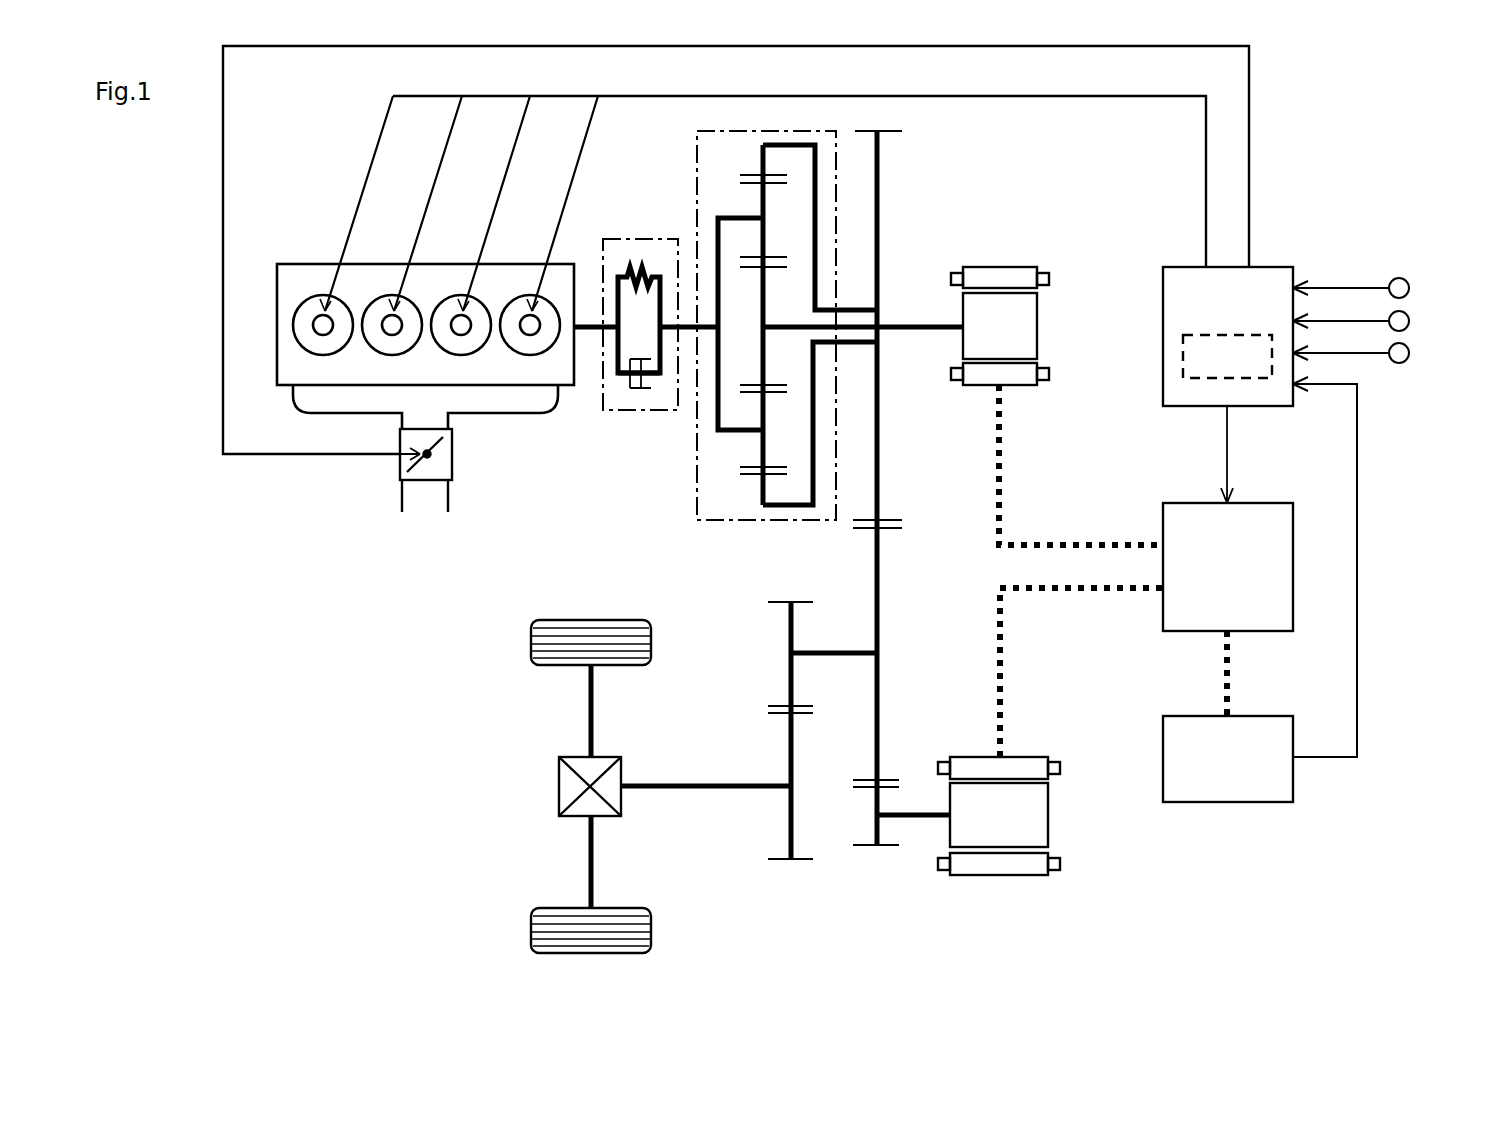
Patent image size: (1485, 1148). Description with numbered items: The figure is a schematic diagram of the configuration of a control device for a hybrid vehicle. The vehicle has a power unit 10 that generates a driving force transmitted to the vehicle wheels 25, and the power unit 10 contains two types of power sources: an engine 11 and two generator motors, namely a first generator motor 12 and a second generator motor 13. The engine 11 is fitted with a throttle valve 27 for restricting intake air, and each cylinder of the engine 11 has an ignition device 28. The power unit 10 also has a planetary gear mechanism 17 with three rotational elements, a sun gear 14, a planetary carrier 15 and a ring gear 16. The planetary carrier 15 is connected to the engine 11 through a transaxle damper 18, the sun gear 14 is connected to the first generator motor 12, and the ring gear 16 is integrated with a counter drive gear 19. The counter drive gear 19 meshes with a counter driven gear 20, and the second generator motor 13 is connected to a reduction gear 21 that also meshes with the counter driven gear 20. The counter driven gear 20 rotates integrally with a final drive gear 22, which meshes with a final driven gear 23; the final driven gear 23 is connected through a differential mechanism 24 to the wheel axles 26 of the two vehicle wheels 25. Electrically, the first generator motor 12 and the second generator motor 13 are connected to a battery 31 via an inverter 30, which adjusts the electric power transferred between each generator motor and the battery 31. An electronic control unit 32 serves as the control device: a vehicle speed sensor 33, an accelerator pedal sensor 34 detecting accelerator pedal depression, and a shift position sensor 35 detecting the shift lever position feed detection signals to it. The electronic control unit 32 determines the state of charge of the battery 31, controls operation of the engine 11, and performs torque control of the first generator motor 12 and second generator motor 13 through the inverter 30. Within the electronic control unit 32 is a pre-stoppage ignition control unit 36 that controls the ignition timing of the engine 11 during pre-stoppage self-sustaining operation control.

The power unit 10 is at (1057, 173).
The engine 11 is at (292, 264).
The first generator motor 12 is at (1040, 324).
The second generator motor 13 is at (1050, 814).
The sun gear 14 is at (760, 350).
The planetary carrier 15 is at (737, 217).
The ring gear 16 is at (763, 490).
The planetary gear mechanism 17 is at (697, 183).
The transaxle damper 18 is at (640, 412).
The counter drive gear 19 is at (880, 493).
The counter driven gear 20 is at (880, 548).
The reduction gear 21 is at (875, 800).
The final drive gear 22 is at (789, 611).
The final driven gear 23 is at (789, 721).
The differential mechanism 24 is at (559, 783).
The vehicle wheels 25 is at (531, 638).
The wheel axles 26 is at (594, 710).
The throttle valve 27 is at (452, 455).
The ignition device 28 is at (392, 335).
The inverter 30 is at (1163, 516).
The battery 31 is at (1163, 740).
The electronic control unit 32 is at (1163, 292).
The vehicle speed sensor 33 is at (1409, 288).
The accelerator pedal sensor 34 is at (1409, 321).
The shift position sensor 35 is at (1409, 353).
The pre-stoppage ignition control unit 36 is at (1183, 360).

==

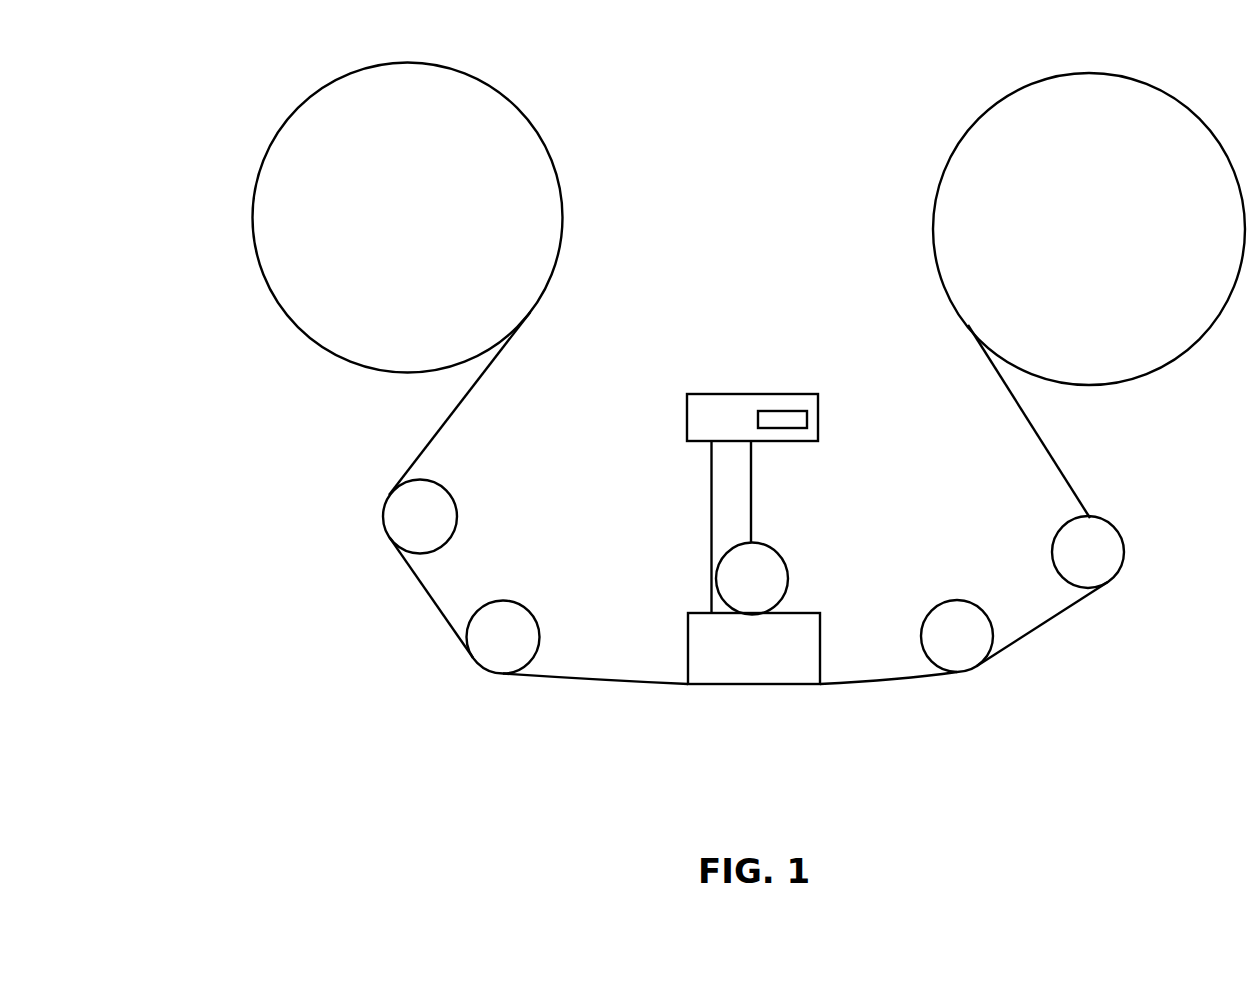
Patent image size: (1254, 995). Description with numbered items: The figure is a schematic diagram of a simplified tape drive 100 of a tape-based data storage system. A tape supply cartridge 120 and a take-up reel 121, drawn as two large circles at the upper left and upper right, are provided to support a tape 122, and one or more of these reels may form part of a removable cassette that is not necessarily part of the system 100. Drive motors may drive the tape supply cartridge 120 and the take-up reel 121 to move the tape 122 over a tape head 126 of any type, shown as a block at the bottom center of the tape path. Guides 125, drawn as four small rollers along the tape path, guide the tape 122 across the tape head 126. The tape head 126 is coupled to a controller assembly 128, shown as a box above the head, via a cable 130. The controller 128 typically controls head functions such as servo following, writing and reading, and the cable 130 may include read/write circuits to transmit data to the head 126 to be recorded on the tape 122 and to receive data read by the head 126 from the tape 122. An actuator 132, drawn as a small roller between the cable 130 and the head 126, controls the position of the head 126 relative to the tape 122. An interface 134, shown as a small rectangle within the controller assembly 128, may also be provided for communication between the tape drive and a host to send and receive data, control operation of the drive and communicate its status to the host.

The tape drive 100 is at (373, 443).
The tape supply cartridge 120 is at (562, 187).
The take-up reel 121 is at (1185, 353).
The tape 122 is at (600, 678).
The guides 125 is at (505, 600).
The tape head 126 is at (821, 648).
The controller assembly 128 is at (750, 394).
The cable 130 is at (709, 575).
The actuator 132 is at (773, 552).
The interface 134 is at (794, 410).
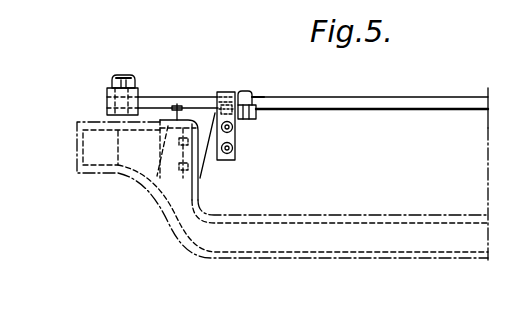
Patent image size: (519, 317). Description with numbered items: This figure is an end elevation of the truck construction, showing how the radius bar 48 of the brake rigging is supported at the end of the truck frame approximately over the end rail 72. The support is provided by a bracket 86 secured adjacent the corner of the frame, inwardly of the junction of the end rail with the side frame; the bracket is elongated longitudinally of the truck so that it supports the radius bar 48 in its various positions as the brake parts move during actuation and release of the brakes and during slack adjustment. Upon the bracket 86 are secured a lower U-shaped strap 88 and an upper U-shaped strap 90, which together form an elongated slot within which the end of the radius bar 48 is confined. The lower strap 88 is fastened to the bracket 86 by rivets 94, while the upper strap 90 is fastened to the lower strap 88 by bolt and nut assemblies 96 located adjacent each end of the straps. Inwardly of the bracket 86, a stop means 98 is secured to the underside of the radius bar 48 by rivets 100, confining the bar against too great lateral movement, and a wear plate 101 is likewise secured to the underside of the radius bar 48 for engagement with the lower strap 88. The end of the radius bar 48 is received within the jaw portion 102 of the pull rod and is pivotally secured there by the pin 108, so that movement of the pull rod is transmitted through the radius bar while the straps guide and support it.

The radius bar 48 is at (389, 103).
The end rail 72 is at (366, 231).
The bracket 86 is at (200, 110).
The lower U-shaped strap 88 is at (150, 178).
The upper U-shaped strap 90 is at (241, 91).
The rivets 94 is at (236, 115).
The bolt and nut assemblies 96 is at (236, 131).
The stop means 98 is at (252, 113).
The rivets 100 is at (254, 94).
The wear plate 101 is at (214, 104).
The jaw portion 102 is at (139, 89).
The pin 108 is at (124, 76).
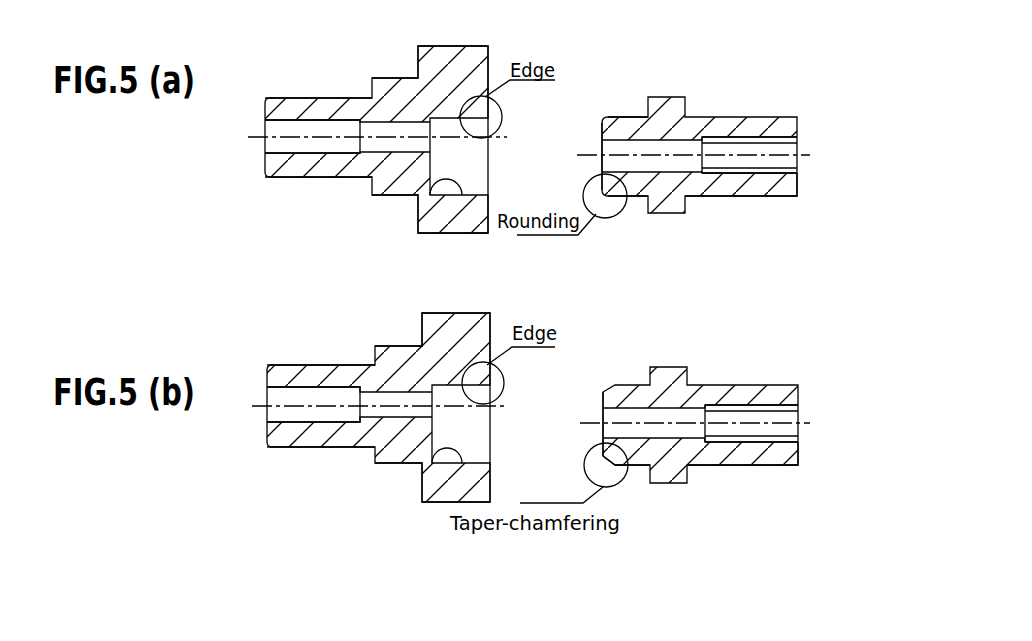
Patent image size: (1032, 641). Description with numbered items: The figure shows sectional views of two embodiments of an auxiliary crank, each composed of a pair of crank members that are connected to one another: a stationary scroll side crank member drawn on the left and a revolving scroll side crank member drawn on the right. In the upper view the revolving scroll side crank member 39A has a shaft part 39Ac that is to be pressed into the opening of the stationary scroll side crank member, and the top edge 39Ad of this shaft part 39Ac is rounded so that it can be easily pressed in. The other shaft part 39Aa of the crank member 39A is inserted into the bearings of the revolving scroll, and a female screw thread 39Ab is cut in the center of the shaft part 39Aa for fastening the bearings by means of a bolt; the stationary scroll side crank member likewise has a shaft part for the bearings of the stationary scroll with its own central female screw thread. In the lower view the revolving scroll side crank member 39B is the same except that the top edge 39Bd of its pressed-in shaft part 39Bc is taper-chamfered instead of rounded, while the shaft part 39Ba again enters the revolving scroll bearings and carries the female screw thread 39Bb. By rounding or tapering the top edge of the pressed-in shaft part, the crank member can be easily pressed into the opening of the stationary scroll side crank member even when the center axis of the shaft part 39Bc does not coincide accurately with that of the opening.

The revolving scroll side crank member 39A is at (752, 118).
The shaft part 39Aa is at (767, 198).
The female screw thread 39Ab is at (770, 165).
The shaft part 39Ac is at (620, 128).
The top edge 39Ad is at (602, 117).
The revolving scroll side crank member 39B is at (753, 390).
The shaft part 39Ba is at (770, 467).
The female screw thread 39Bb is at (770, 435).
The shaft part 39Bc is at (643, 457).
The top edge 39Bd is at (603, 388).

## Challenge
Can you reproduce, unchanged, the lines starting with the line that contains "Patent image size: (1254, 995)." and going on through the line that contains "The take-up reel 121 is at (1185, 353).", with both of those lines included?

## Result for this task
Patent image size: (1254, 995). Description with numbered items: The figure is a schematic diagram of a simplified tape drive 100 of a tape-based data storage system. A tape supply cartridge 120 and a take-up reel 121, drawn as two large circles at the upper left and upper right, are provided to support a tape 122, and one or more of these reels may form part of a removable cassette that is not necessarily part of the system 100. Drive motors may drive the tape supply cartridge 120 and the take-up reel 121 to move the tape 122 over a tape head 126 of any type, shown as a block at the bottom center of the tape path. Guides 125, drawn as four small rollers along the tape path, guide the tape 122 across the tape head 126. The tape head 126 is coupled to a controller assembly 128, shown as a box above the head, via a cable 130. The controller 128 typically controls head functions such as servo following, writing and reading, and the cable 130 may include read/write circuits to transmit data to the head 126 to be recorded on the tape 122 and to receive data read by the head 126 from the tape 122. An actuator 132, drawn as a small roller between the cable 130 and the head 126, controls the position of the head 126 relative to the tape 122. An interface 134, shown as a small rectangle within the controller assembly 128, may also be provided for communication between the tape drive and a host to send and receive data, control operation of the drive and communicate its status to the host.

The tape drive 100 is at (373, 443).
The tape supply cartridge 120 is at (562, 187).
The take-up reel 121 is at (1185, 353).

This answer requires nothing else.